:: Task statement ::
Pictures do not belong in the copy, so please give every entry below again exactly.

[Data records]
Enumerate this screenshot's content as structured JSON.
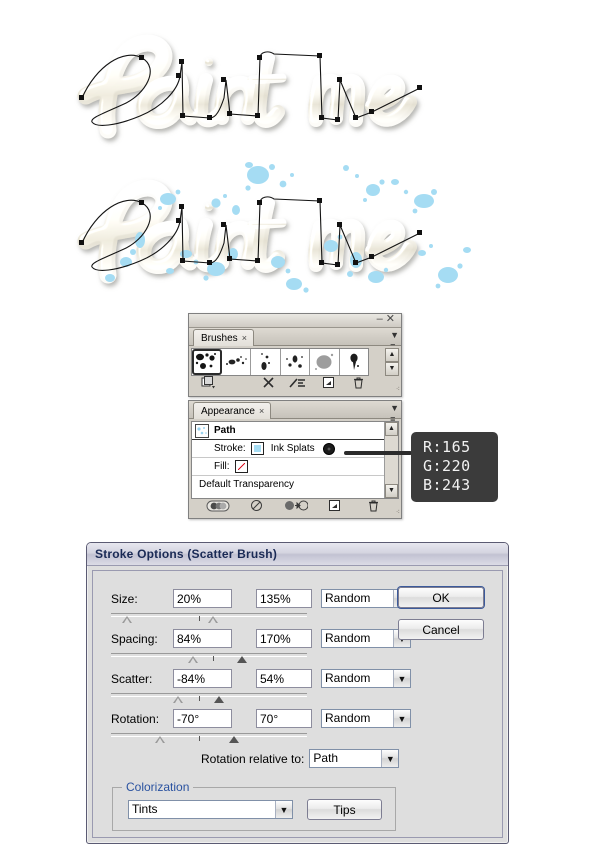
{
  "artwork": {
    "word": "Paint me",
    "top_caption": "cursive 3d lettering with vector path and anchor points",
    "bottom_caption": "same lettering with blue ink splat scatter brush applied",
    "splat_color": "#a5dcf3"
  },
  "brushes_panel": {
    "tab_label": "Brushes",
    "tab_close": "×",
    "minimize": "–",
    "close": "✕",
    "menu_icon": "panel-menu-icon",
    "scroll_up": "▲",
    "scroll_down": "▼",
    "brushes": [
      {
        "name": "ink-splats-brush",
        "selected": true
      },
      {
        "name": "splatter-brush-2",
        "selected": false
      },
      {
        "name": "splatter-brush-3",
        "selected": false
      },
      {
        "name": "splatter-brush-4",
        "selected": false
      },
      {
        "name": "blob-brush-5",
        "selected": false
      },
      {
        "name": "drip-brush-6",
        "selected": false
      }
    ],
    "tools": [
      {
        "name": "brush-libraries-menu-icon"
      },
      {
        "name": "remove-brush-stroke-icon"
      },
      {
        "name": "options-of-selected-object-icon"
      },
      {
        "name": "new-brush-icon"
      },
      {
        "name": "delete-brush-icon"
      }
    ]
  },
  "appearance_panel": {
    "tab_label": "Appearance",
    "tab_close": "×",
    "rows": {
      "path": "Path",
      "stroke_label": "Stroke:",
      "stroke_value": "Ink Splats",
      "fill_label": "Fill:",
      "fill_value": "None",
      "transparency": "Default Transparency"
    },
    "tools": [
      {
        "name": "add-new-stroke-icon"
      },
      {
        "name": "clear-appearance-icon"
      },
      {
        "name": "reduce-to-basic-appearance-icon"
      },
      {
        "name": "duplicate-selected-item-icon"
      },
      {
        "name": "delete-selected-item-icon"
      }
    ]
  },
  "color_tooltip": {
    "r": "R:165",
    "g": "G:220",
    "b": "B:243",
    "hex": "#a5dcf3"
  },
  "dialog": {
    "title": "Stroke Options (Scatter Brush)",
    "buttons": {
      "ok": "OK",
      "cancel": "Cancel",
      "tips": "Tips"
    },
    "fields": [
      {
        "name": "size",
        "label": "Size:",
        "min_value": "20%",
        "max_value": "135%",
        "mode": "Random",
        "thumb_left_pct": 8,
        "thumb_right_pct": 52,
        "tick_pct": 45
      },
      {
        "name": "spacing",
        "label": "Spacing:",
        "min_value": "84%",
        "max_value": "170%",
        "mode": "Random",
        "thumb_left_pct": 42,
        "thumb_right_pct": 67,
        "tick_pct": 52
      },
      {
        "name": "scatter",
        "label": "Scatter:",
        "min_value": "-84%",
        "max_value": "54%",
        "mode": "Random",
        "thumb_left_pct": 34,
        "thumb_right_pct": 55,
        "tick_pct": 45
      },
      {
        "name": "rotation",
        "label": "Rotation:",
        "min_value": "-70°",
        "max_value": "70°",
        "mode": "Random",
        "thumb_left_pct": 25,
        "thumb_right_pct": 63,
        "tick_pct": 45
      }
    ],
    "rotation_relative": {
      "label": "Rotation relative to:",
      "value": "Path"
    },
    "colorization": {
      "title": "Colorization",
      "method": "Tints"
    },
    "dropdown_arrow": "⌄"
  }
}
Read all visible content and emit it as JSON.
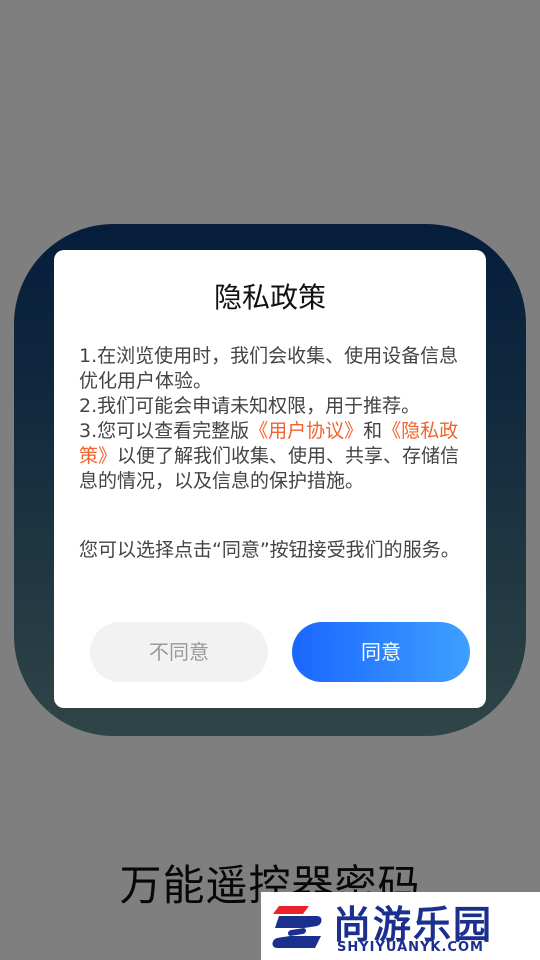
{
  "splash": {
    "app_name": "万能遥控器密码"
  },
  "dialog": {
    "title": "隐私政策",
    "line1": "1.在浏览使用时，我们会收集、使用设备信息优化用户体验。",
    "line2": "2.我们可能会申请未知权限，用于推荐。",
    "line3_prefix": "3.您可以查看完整版",
    "user_agreement_link": "《用户协议》",
    "line3_and": "和",
    "privacy_policy_link": "《隐私政策》",
    "line3_suffix": "以便了解我们收集、使用、共享、存储信息的情况，以及信息的保护措施。",
    "note": "您可以选择点击“同意”按钮接受我们的服务。",
    "disagree_label": "不同意",
    "agree_label": "同意"
  },
  "watermark": {
    "brand": "尚游乐园",
    "url": "SHYIYUANYK.COM"
  },
  "colors": {
    "link": "#f2622d",
    "agree_start": "#1a66ff",
    "agree_end": "#3ea0ff",
    "icon_top": "#0c3b79",
    "icon_bottom": "#5f8a8f"
  }
}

:: Solution ::
Enumerate this screenshot's content as structured JSON.
{
  "artwork": {
    "word": "Paint me",
    "top_caption": "cursive 3d lettering with vector path and anchor points",
    "bottom_caption": "same lettering with blue ink splat scatter brush applied",
    "splat_color": "#a5dcf3"
  },
  "brushes_panel": {
    "tab_label": "Brushes",
    "tab_close": "×",
    "minimize": "–",
    "close": "✕",
    "menu_icon": "panel-menu-icon",
    "scroll_up": "▲",
    "scroll_down": "▼",
    "brushes": [
      {
        "name": "ink-splats-brush",
        "selected": true
      },
      {
        "name": "splatter-brush-2",
        "selected": false
      },
      {
        "name": "splatter-brush-3",
        "selected": false
      },
      {
        "name": "splatter-brush-4",
        "selected": false
      },
      {
        "name": "blob-brush-5",
        "selected": false
      },
      {
        "name": "drip-brush-6",
        "selected": false
      }
    ],
    "tools": [
      {
        "name": "brush-libraries-menu-icon"
      },
      {
        "name": "remove-brush-stroke-icon"
      },
      {
        "name": "options-of-selected-object-icon"
      },
      {
        "name": "new-brush-icon"
      },
      {
        "name": "delete-brush-icon"
      }
    ]
  },
  "appearance_panel": {
    "tab_label": "Appearance",
    "tab_close": "×",
    "rows": {
      "path": "Path",
      "stroke_label": "Stroke:",
      "stroke_value": "Ink Splats",
      "fill_label": "Fill:",
      "fill_value": "None",
      "transparency": "Default Transparency"
    },
    "tools": [
      {
        "name": "add-new-stroke-icon"
      },
      {
        "name": "clear-appearance-icon"
      },
      {
        "name": "reduce-to-basic-appearance-icon"
      },
      {
        "name": "duplicate-selected-item-icon"
      },
      {
        "name": "delete-selected-item-icon"
      }
    ]
  },
  "color_tooltip": {
    "r": "R:165",
    "g": "G:220",
    "b": "B:243",
    "hex": "#a5dcf3"
  },
  "dialog": {
    "title": "Stroke Options (Scatter Brush)",
    "buttons": {
      "ok": "OK",
      "cancel": "Cancel",
      "tips": "Tips"
    },
    "fields": [
      {
        "name": "size",
        "label": "Size:",
        "min_value": "20%",
        "max_value": "135%",
        "mode": "Random",
        "thumb_left_pct": 8,
        "thumb_right_pct": 52,
        "tick_pct": 45
      },
      {
        "name": "spacing",
        "label": "Spacing:",
        "min_value": "84%",
        "max_value": "170%",
        "mode": "Random",
        "thumb_left_pct": 42,
        "thumb_right_pct": 67,
        "tick_pct": 52
      },
      {
        "name": "scatter",
        "label": "Scatter:",
        "min_value": "-84%",
        "max_value": "54%",
        "mode": "Random",
        "thumb_left_pct": 34,
        "thumb_right_pct": 55,
        "tick_pct": 45
      },
      {
        "name": "rotation",
        "label": "Rotation:",
        "min_value": "-70°",
        "max_value": "70°",
        "mode": "Random",
        "thumb_left_pct": 25,
        "thumb_right_pct": 63,
        "tick_pct": 45
      }
    ],
    "rotation_relative": {
      "label": "Rotation relative to:",
      "value": "Path"
    },
    "colorization": {
      "title": "Colorization",
      "method": "Tints"
    },
    "dropdown_arrow": "⌄"
  }
}
Read all visible content and emit it as JSON.
{
  "splash": {
    "app_name": "万能遥控器密码"
  },
  "dialog": {
    "title": "隐私政策",
    "line1": "1.在浏览使用时，我们会收集、使用设备信息优化用户体验。",
    "line2": "2.我们可能会申请未知权限，用于推荐。",
    "line3_prefix": "3.您可以查看完整版",
    "user_agreement_link": "《用户协议》",
    "line3_and": "和",
    "privacy_policy_link": "《隐私政策》",
    "line3_suffix": "以便了解我们收集、使用、共享、存储信息的情况，以及信息的保护措施。",
    "note": "您可以选择点击“同意”按钮接受我们的服务。",
    "disagree_label": "不同意",
    "agree_label": "同意"
  },
  "watermark": {
    "brand": "尚游乐园",
    "url": "SHYIYUANYK.COM"
  },
  "colors": {
    "link": "#f2622d",
    "agree_start": "#1a66ff",
    "agree_end": "#3ea0ff",
    "icon_top": "#0c3b79",
    "icon_bottom": "#5f8a8f"
  }
}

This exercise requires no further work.